** start **

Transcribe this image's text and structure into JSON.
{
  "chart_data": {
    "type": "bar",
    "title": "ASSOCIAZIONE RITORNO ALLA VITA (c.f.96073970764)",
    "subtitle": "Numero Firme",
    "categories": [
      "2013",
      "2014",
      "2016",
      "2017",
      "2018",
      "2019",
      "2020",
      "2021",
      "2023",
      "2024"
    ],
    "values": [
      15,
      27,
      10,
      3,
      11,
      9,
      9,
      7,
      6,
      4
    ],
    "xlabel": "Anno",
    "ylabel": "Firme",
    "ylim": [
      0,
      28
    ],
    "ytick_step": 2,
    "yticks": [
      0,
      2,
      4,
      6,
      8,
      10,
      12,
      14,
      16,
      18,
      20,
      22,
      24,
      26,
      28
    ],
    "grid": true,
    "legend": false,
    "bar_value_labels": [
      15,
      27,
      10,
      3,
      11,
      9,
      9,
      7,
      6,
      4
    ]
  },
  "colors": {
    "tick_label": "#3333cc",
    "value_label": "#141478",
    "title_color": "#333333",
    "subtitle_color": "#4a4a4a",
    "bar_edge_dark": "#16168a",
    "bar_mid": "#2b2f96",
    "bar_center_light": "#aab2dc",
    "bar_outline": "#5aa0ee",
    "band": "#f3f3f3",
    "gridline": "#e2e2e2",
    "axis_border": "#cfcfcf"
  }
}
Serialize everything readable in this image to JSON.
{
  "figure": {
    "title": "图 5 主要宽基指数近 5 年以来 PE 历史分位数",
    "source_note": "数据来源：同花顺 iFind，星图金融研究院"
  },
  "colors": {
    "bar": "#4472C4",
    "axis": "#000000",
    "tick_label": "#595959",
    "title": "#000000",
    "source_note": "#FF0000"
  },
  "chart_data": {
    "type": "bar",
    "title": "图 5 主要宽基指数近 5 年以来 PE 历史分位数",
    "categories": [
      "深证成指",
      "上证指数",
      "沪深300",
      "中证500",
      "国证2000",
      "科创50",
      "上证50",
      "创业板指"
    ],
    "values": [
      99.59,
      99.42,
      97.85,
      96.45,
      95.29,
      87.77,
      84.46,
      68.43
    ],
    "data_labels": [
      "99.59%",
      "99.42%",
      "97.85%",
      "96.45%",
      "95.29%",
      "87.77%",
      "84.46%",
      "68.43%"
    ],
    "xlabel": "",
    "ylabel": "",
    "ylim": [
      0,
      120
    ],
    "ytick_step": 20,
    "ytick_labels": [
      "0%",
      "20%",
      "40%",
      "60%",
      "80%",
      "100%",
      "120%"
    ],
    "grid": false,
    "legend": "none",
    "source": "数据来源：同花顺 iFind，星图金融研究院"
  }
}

** end **

_WORK INSTRUCTIONS_
Repeat, without changes, every line from the one that contains "Serialize everything readable" through the final line of the data.

_SOLUTION_
Serialize everything readable in this image to JSON.
{
  "figure": {
    "title": "图 5 主要宽基指数近 5 年以来 PE 历史分位数",
    "source_note": "数据来源：同花顺 iFind，星图金融研究院"
  },
  "colors": {
    "bar": "#4472C4",
    "axis": "#000000",
    "tick_label": "#595959",
    "title": "#000000",
    "source_note": "#FF0000"
  },
  "chart_data": {
    "type": "bar",
    "title": "图 5 主要宽基指数近 5 年以来 PE 历史分位数",
    "categories": [
      "深证成指",
      "上证指数",
      "沪深300",
      "中证500",
      "国证2000",
      "科创50",
      "上证50",
      "创业板指"
    ],
    "values": [
      99.59,
      99.42,
      97.85,
      96.45,
      95.29,
      87.77,
      84.46,
      68.43
    ],
    "data_labels": [
      "99.59%",
      "99.42%",
      "97.85%",
      "96.45%",
      "95.29%",
      "87.77%",
      "84.46%",
      "68.43%"
    ],
    "xlabel": "",
    "ylabel": "",
    "ylim": [
      0,
      120
    ],
    "ytick_step": 20,
    "ytick_labels": [
      "0%",
      "20%",
      "40%",
      "60%",
      "80%",
      "100%",
      "120%"
    ],
    "grid": false,
    "legend": "none",
    "source": "数据来源：同花顺 iFind，星图金融研究院"
  }
}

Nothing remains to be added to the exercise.